Records from a data source
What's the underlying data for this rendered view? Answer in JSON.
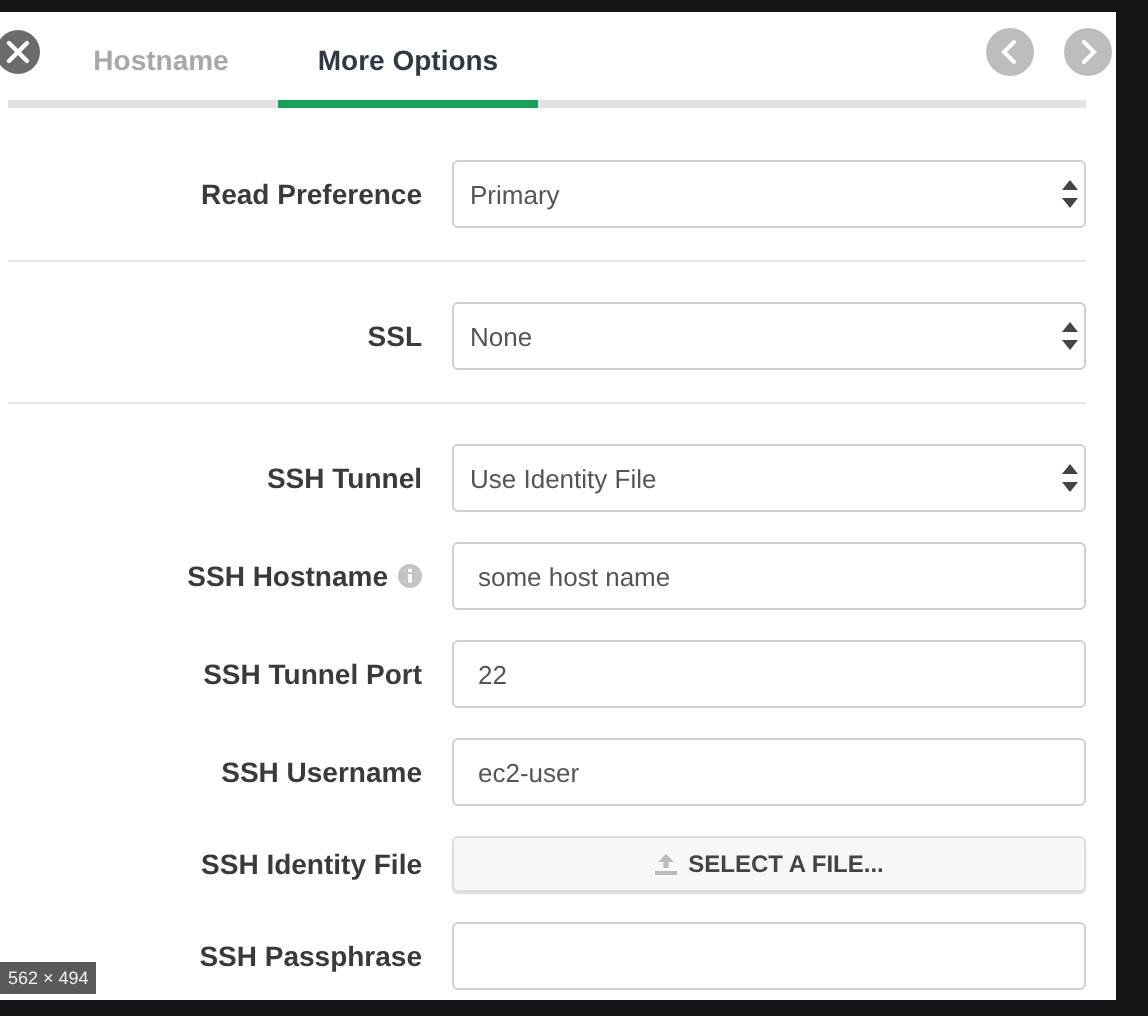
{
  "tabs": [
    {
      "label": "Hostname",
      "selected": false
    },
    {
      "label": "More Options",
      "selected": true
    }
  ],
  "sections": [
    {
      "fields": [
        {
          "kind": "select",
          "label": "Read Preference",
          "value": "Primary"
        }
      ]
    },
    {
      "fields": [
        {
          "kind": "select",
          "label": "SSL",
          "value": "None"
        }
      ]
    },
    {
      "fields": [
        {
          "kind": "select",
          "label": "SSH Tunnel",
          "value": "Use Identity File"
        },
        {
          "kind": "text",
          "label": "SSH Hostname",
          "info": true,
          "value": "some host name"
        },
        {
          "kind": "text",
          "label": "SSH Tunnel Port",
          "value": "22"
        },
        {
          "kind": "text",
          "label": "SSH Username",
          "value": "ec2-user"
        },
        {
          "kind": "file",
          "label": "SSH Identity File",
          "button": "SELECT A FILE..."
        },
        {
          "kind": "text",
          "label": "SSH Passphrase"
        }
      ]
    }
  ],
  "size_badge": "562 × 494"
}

--

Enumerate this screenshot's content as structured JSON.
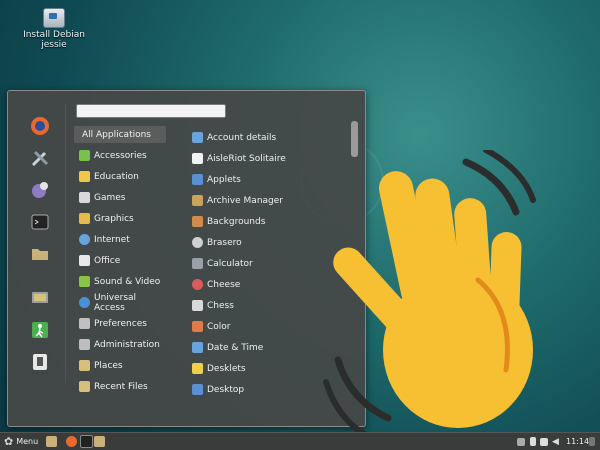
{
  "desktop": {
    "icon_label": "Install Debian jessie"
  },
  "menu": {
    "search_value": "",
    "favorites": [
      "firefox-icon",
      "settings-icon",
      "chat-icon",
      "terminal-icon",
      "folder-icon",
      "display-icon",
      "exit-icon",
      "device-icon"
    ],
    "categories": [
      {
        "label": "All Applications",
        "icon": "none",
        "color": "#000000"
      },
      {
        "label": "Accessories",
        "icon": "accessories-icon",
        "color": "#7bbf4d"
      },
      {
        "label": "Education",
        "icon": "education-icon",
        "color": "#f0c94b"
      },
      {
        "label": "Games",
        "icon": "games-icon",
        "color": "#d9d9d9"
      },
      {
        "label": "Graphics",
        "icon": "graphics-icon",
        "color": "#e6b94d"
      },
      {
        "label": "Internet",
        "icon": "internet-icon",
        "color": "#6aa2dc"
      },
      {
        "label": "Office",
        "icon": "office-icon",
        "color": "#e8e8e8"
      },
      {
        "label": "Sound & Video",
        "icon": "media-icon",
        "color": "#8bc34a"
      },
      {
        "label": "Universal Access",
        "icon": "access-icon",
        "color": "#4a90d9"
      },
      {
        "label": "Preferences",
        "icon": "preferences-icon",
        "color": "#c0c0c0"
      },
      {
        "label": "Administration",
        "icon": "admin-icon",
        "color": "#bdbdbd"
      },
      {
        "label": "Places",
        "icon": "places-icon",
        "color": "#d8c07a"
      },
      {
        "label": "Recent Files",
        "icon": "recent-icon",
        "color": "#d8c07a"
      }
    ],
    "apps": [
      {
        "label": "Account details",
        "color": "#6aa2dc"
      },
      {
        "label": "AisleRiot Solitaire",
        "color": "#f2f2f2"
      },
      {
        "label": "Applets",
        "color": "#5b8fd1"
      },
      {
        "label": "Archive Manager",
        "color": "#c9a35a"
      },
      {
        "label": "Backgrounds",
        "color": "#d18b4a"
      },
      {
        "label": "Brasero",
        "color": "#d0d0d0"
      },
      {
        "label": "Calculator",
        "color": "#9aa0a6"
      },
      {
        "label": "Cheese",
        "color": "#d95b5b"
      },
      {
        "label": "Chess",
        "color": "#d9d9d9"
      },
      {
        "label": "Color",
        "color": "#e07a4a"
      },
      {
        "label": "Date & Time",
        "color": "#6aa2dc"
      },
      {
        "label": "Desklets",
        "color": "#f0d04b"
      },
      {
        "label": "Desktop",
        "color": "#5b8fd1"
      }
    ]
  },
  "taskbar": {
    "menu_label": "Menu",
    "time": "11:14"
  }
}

* * *

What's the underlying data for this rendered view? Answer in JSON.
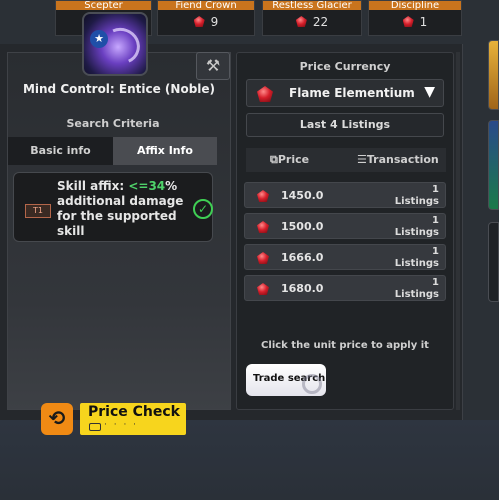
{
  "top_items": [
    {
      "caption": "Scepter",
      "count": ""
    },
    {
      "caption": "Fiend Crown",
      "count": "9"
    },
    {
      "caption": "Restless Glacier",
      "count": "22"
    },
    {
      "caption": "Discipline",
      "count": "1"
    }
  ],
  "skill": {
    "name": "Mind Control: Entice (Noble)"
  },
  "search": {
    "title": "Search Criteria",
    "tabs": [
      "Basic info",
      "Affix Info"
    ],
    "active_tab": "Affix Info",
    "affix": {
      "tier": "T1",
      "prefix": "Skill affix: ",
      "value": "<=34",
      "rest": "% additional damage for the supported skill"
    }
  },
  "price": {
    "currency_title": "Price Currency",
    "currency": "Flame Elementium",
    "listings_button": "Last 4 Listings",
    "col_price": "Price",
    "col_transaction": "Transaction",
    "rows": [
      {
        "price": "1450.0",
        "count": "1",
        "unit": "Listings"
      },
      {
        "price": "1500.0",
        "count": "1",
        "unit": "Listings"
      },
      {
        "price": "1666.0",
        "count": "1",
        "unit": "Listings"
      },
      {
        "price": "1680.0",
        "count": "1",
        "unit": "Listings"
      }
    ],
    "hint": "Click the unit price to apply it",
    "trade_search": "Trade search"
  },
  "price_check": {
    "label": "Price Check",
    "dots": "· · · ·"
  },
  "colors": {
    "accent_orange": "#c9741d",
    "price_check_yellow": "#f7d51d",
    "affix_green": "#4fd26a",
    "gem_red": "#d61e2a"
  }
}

• [Do this]: Scan the data above and copy every line with "Identity" in it.

• [Task response]:
          "value": "Use Identity File"
          "label": "SSH Identity File",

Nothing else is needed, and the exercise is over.